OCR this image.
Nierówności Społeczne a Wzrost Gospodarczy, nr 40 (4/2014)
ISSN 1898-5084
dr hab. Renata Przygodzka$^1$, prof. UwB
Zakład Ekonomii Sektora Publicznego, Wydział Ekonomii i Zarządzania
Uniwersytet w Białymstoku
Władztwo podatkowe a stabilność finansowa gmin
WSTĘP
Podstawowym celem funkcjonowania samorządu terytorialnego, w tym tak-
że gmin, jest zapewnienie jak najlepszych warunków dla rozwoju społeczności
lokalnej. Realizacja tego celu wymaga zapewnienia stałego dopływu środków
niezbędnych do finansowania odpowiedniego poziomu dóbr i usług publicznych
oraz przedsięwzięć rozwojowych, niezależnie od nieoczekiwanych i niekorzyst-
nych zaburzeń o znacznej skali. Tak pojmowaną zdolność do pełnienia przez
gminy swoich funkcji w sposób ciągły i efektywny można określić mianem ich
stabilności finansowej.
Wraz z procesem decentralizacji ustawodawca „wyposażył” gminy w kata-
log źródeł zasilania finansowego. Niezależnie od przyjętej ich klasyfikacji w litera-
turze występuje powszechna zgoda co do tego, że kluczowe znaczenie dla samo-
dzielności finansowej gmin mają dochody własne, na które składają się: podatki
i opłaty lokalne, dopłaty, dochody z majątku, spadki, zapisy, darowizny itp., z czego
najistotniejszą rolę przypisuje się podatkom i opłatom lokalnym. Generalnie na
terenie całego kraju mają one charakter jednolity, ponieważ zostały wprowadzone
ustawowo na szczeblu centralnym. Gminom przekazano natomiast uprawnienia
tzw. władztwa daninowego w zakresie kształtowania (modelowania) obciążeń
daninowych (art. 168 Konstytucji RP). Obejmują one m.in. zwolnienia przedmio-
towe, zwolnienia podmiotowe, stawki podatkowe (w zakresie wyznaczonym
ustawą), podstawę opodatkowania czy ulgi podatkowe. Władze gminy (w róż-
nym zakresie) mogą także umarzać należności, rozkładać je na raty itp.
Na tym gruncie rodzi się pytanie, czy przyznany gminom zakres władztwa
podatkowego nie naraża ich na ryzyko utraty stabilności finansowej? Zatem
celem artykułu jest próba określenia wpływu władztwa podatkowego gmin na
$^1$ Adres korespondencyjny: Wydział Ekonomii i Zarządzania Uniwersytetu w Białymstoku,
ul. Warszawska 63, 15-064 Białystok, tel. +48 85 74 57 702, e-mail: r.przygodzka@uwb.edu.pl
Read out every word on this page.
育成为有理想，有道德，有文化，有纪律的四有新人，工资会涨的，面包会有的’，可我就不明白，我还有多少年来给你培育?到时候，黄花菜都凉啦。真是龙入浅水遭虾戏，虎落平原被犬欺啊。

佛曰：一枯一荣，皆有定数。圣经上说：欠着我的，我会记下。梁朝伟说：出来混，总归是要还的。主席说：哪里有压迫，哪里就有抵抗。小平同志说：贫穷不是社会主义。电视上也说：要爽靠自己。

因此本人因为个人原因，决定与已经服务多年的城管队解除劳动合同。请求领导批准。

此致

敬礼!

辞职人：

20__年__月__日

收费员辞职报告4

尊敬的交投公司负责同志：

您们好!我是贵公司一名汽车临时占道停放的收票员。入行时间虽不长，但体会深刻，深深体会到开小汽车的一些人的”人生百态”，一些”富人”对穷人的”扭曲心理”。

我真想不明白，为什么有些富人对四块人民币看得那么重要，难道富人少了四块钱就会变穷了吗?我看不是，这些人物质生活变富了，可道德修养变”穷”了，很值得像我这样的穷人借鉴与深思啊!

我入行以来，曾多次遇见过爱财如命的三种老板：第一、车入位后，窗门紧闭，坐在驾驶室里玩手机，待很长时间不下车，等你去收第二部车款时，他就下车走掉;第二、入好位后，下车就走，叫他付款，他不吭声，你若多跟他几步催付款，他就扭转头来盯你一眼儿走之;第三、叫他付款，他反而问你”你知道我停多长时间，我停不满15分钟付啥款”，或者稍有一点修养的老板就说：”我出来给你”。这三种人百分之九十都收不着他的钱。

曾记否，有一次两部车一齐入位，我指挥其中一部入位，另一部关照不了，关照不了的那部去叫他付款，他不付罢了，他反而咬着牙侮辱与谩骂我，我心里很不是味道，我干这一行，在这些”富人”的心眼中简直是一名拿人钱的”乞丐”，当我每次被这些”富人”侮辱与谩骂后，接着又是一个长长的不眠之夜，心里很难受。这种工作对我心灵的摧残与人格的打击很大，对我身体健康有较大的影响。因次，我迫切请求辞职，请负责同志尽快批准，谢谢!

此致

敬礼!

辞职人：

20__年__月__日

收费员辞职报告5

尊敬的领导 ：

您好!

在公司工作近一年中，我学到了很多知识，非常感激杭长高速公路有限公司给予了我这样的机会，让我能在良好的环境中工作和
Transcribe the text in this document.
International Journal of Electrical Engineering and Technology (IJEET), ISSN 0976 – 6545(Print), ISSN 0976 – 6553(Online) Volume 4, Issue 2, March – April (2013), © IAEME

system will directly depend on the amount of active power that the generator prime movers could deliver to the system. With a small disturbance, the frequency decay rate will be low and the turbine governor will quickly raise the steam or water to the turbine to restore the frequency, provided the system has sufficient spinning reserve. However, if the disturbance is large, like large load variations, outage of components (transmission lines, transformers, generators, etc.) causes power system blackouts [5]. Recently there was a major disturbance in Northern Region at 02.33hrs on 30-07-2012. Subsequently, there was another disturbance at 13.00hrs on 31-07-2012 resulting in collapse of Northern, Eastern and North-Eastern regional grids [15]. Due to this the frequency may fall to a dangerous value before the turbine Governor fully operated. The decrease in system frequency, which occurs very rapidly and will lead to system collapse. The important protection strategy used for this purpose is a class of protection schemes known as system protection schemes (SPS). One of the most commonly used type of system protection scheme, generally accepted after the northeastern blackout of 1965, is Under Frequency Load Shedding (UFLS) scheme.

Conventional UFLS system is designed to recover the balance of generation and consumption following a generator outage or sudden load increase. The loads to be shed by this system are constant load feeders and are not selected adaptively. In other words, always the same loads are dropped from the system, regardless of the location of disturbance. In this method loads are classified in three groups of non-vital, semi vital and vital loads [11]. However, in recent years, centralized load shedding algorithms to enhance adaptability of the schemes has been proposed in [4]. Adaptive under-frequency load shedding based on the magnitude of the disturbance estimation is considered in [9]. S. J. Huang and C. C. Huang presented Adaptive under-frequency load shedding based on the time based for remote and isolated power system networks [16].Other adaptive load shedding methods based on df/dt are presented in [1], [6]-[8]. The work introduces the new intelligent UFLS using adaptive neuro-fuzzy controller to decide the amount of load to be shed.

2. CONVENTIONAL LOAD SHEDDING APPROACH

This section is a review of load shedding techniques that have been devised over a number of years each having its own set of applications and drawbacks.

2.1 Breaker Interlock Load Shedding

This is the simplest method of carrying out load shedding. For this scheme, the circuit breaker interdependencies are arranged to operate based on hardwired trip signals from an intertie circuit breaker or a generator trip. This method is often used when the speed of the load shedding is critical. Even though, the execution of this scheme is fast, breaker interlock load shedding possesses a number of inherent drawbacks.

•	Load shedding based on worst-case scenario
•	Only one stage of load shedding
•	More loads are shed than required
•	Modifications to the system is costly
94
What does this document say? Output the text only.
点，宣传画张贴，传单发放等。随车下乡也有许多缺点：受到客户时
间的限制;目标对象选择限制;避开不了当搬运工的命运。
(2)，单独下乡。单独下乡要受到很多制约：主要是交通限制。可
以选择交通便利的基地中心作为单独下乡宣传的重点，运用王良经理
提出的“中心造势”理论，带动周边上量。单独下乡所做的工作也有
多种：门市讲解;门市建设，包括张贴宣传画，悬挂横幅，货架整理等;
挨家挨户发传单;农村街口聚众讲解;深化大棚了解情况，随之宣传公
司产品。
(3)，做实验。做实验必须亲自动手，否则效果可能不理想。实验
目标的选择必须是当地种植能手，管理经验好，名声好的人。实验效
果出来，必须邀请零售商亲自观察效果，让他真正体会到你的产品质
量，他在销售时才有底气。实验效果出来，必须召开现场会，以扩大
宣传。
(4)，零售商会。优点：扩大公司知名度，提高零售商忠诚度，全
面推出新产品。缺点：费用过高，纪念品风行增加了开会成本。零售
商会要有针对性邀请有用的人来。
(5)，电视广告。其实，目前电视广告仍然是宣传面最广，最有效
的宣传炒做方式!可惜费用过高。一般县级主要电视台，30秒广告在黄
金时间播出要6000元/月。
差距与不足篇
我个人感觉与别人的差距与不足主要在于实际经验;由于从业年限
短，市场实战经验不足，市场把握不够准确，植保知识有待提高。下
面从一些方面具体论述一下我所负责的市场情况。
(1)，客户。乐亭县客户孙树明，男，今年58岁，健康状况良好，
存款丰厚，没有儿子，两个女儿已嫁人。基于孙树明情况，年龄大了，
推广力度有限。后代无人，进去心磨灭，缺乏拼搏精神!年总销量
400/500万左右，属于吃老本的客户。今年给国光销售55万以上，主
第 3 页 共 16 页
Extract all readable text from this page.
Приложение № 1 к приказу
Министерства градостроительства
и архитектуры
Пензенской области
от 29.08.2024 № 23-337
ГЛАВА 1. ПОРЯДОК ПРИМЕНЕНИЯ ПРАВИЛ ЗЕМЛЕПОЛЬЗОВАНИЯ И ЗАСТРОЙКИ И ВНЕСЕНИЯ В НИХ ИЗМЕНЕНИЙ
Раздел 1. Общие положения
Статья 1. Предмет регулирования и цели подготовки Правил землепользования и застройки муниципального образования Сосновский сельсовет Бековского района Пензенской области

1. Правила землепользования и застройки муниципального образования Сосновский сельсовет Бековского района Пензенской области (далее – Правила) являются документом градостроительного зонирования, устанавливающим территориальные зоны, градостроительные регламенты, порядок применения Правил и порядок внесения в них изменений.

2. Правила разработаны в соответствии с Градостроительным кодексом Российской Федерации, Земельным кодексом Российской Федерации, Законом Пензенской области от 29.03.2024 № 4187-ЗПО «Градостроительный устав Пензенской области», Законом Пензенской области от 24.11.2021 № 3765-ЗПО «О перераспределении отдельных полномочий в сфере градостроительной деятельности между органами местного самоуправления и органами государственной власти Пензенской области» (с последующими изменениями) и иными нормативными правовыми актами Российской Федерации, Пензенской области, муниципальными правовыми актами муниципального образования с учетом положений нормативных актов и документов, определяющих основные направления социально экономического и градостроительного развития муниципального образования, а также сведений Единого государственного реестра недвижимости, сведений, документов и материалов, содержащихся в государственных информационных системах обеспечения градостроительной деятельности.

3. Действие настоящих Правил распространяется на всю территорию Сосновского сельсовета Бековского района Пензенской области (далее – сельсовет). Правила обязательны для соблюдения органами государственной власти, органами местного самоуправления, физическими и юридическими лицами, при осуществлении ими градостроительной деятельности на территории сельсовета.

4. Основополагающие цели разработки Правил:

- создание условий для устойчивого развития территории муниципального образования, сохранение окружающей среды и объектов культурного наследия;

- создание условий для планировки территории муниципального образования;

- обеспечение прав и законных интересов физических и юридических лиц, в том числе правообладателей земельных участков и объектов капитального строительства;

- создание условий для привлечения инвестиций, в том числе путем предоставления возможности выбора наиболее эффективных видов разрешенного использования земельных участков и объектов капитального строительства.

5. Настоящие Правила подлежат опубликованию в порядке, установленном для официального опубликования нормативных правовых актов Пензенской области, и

**Goal**
Identify the lines that contain the string "celem", and copy every one of them.

**Correct answer**
Podstawowym celem funkcjonowania samorządu terytorialnego, w tym tak-
celem artykułu jest próba określenia wpływu władztwa podatkowego gmin na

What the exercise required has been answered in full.